> **Stored data**:
= = = = =

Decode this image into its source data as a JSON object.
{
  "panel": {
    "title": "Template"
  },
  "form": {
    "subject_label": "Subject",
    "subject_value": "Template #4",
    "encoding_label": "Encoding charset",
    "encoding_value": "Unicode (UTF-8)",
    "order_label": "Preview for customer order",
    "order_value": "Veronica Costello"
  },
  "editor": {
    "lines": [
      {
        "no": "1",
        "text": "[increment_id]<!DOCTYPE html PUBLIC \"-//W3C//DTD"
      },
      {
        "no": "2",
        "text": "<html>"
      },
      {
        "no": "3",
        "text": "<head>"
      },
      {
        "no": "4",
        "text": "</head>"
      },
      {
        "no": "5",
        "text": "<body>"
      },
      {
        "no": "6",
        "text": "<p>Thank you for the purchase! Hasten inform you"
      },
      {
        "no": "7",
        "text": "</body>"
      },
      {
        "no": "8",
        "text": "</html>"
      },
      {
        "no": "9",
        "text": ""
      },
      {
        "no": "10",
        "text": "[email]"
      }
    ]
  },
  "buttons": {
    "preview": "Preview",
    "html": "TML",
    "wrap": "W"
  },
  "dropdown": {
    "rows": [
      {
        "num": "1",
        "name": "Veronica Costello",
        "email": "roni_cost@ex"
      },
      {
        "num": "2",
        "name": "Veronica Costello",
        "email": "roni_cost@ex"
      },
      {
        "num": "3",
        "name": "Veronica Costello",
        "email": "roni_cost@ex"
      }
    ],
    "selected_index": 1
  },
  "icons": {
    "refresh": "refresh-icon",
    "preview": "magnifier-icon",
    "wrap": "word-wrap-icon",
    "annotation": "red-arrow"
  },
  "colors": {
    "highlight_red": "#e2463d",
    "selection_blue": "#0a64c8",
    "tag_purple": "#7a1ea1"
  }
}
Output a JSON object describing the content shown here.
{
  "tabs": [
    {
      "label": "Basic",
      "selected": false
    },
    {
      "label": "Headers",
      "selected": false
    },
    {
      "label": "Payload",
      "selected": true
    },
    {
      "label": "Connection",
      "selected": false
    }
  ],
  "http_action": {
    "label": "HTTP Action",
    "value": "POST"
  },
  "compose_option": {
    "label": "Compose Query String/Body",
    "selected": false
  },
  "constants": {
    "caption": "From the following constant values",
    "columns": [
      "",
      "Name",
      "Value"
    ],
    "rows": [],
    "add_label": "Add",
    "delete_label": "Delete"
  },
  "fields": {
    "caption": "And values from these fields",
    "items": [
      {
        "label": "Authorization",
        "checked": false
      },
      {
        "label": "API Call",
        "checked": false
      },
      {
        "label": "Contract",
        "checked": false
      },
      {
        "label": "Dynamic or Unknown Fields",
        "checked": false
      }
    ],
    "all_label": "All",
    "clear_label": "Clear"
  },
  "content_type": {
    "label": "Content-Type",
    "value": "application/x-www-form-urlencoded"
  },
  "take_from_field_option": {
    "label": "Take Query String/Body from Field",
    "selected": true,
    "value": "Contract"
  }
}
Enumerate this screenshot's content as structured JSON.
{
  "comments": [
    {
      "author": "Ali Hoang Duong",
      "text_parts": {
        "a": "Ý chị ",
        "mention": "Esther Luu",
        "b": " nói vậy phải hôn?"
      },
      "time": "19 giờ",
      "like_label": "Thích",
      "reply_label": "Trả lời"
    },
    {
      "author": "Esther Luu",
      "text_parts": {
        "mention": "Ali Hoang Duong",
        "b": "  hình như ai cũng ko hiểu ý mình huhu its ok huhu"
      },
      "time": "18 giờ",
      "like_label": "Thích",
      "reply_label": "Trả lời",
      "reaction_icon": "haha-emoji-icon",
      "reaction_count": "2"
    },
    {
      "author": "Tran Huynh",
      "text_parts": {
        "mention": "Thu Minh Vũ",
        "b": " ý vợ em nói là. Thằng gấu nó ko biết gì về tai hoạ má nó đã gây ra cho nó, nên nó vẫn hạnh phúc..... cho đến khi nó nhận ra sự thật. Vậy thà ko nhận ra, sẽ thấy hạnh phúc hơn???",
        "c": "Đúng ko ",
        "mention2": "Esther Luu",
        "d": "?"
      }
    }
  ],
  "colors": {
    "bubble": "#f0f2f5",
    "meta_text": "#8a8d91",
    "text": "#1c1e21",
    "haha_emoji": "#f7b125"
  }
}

= = = = =

> **TASK REQUIREMENTS**:
Type out all of the material again, word for word.

> **RESULT**:
Decode this image into its source data as a JSON object.
{
  "panel": {
    "title": "Template"
  },
  "form": {
    "subject_label": "Subject",
    "subject_value": "Template #4",
    "encoding_label": "Encoding charset",
    "encoding_value": "Unicode (UTF-8)",
    "order_label": "Preview for customer order",
    "order_value": "Veronica Costello"
  },
  "editor": {
    "lines": [
      {
        "no": "1",
        "text": "[increment_id]<!DOCTYPE html PUBLIC \"-//W3C//DTD"
      },
      {
        "no": "2",
        "text": "<html>"
      },
      {
        "no": "3",
        "text": "<head>"
      },
      {
        "no": "4",
        "text": "</head>"
      },
      {
        "no": "5",
        "text": "<body>"
      },
      {
        "no": "6",
        "text": "<p>Thank you for the purchase! Hasten inform you"
      },
      {
        "no": "7",
        "text": "</body>"
      },
      {
        "no": "8",
        "text": "</html>"
      },
      {
        "no": "9",
        "text": ""
      },
      {
        "no": "10",
        "text": "[email]"
      }
    ]
  },
  "buttons": {
    "preview": "Preview",
    "html": "TML",
    "wrap": "W"
  },
  "dropdown": {
    "rows": [
      {
        "num": "1",
        "name": "Veronica Costello",
        "email": "roni_cost@ex"
      },
      {
        "num": "2",
        "name": "Veronica Costello",
        "email": "roni_cost@ex"
      },
      {
        "num": "3",
        "name": "Veronica Costello",
        "email": "roni_cost@ex"
      }
    ],
    "selected_index": 1
  },
  "icons": {
    "refresh": "refresh-icon",
    "preview": "magnifier-icon",
    "wrap": "word-wrap-icon",
    "annotation": "red-arrow"
  },
  "colors": {
    "highlight_red": "#e2463d",
    "selection_blue": "#0a64c8",
    "tag_purple": "#7a1ea1"
  }
}
Output a JSON object describing the content shown here.
{
  "tabs": [
    {
      "label": "Basic",
      "selected": false
    },
    {
      "label": "Headers",
      "selected": false
    },
    {
      "label": "Payload",
      "selected": true
    },
    {
      "label": "Connection",
      "selected": false
    }
  ],
  "http_action": {
    "label": "HTTP Action",
    "value": "POST"
  },
  "compose_option": {
    "label": "Compose Query String/Body",
    "selected": false
  },
  "constants": {
    "caption": "From the following constant values",
    "columns": [
      "",
      "Name",
      "Value"
    ],
    "rows": [],
    "add_label": "Add",
    "delete_label": "Delete"
  },
  "fields": {
    "caption": "And values from these fields",
    "items": [
      {
        "label": "Authorization",
        "checked": false
      },
      {
        "label": "API Call",
        "checked": false
      },
      {
        "label": "Contract",
        "checked": false
      },
      {
        "label": "Dynamic or Unknown Fields",
        "checked": false
      }
    ],
    "all_label": "All",
    "clear_label": "Clear"
  },
  "content_type": {
    "label": "Content-Type",
    "value": "application/x-www-form-urlencoded"
  },
  "take_from_field_option": {
    "label": "Take Query String/Body from Field",
    "selected": true,
    "value": "Contract"
  }
}
Enumerate this screenshot's content as structured JSON.
{
  "comments": [
    {
      "author": "Ali Hoang Duong",
      "text_parts": {
        "a": "Ý chị ",
        "mention": "Esther Luu",
        "b": " nói vậy phải hôn?"
      },
      "time": "19 giờ",
      "like_label": "Thích",
      "reply_label": "Trả lời"
    },
    {
      "author": "Esther Luu",
      "text_parts": {
        "mention": "Ali Hoang Duong",
        "b": "  hình như ai cũng ko hiểu ý mình huhu its ok huhu"
      },
      "time": "18 giờ",
      "like_label": "Thích",
      "reply_label": "Trả lời",
      "reaction_icon": "haha-emoji-icon",
      "reaction_count": "2"
    },
    {
      "author": "Tran Huynh",
      "text_parts": {
        "mention": "Thu Minh Vũ",
        "b": " ý vợ em nói là. Thằng gấu nó ko biết gì về tai hoạ má nó đã gây ra cho nó, nên nó vẫn hạnh phúc..... cho đến khi nó nhận ra sự thật. Vậy thà ko nhận ra, sẽ thấy hạnh phúc hơn???",
        "c": "Đúng ko ",
        "mention2": "Esther Luu",
        "d": "?"
      }
    }
  ],
  "colors": {
    "bubble": "#f0f2f5",
    "meta_text": "#8a8d91",
    "text": "#1c1e21",
    "haha_emoji": "#f7b125"
  }
}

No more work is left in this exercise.